(Entries from a dataset)
□ □ □ □ □ □ □

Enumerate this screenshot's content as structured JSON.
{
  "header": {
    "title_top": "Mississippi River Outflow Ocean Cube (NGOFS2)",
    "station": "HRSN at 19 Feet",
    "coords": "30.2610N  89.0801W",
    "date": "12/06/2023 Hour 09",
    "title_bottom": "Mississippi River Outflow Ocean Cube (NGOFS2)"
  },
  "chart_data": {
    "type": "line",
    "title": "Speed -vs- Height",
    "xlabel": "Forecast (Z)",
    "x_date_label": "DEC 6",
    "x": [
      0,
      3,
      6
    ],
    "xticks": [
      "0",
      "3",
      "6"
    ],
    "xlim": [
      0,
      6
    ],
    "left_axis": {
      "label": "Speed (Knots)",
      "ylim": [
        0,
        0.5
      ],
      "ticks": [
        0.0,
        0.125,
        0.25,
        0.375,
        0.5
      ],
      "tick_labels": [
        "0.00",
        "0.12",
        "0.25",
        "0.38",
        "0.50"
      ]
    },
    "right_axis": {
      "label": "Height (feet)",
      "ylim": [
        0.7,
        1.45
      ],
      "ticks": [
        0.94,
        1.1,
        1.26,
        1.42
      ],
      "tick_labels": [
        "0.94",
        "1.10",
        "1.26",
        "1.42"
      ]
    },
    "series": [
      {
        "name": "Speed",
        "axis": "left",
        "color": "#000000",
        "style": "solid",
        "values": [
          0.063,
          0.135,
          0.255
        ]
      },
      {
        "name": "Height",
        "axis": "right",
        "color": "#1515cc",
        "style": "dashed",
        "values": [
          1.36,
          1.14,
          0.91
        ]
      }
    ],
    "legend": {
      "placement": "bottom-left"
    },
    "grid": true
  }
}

□ □ □ □ □ □ □

• **What to produce**: Would you copy out each line exactly as written?

• **Response to the task**:
Enumerate this screenshot's content as structured JSON.
{
  "header": {
    "title_top": "Mississippi River Outflow Ocean Cube (NGOFS2)",
    "station": "HRSN at 19 Feet",
    "coords": "30.2610N  89.0801W",
    "date": "12/06/2023 Hour 09",
    "title_bottom": "Mississippi River Outflow Ocean Cube (NGOFS2)"
  },
  "chart_data": {
    "type": "line",
    "title": "Speed -vs- Height",
    "xlabel": "Forecast (Z)",
    "x_date_label": "DEC 6",
    "x": [
      0,
      3,
      6
    ],
    "xticks": [
      "0",
      "3",
      "6"
    ],
    "xlim": [
      0,
      6
    ],
    "left_axis": {
      "label": "Speed (Knots)",
      "ylim": [
        0,
        0.5
      ],
      "ticks": [
        0.0,
        0.125,
        0.25,
        0.375,
        0.5
      ],
      "tick_labels": [
        "0.00",
        "0.12",
        "0.25",
        "0.38",
        "0.50"
      ]
    },
    "right_axis": {
      "label": "Height (feet)",
      "ylim": [
        0.7,
        1.45
      ],
      "ticks": [
        0.94,
        1.1,
        1.26,
        1.42
      ],
      "tick_labels": [
        "0.94",
        "1.10",
        "1.26",
        "1.42"
      ]
    },
    "series": [
      {
        "name": "Speed",
        "axis": "left",
        "color": "#000000",
        "style": "solid",
        "values": [
          0.063,
          0.135,
          0.255
        ]
      },
      {
        "name": "Height",
        "axis": "right",
        "color": "#1515cc",
        "style": "dashed",
        "values": [
          1.36,
          1.14,
          0.91
        ]
      }
    ],
    "legend": {
      "placement": "bottom-left"
    },
    "grid": true
  }
}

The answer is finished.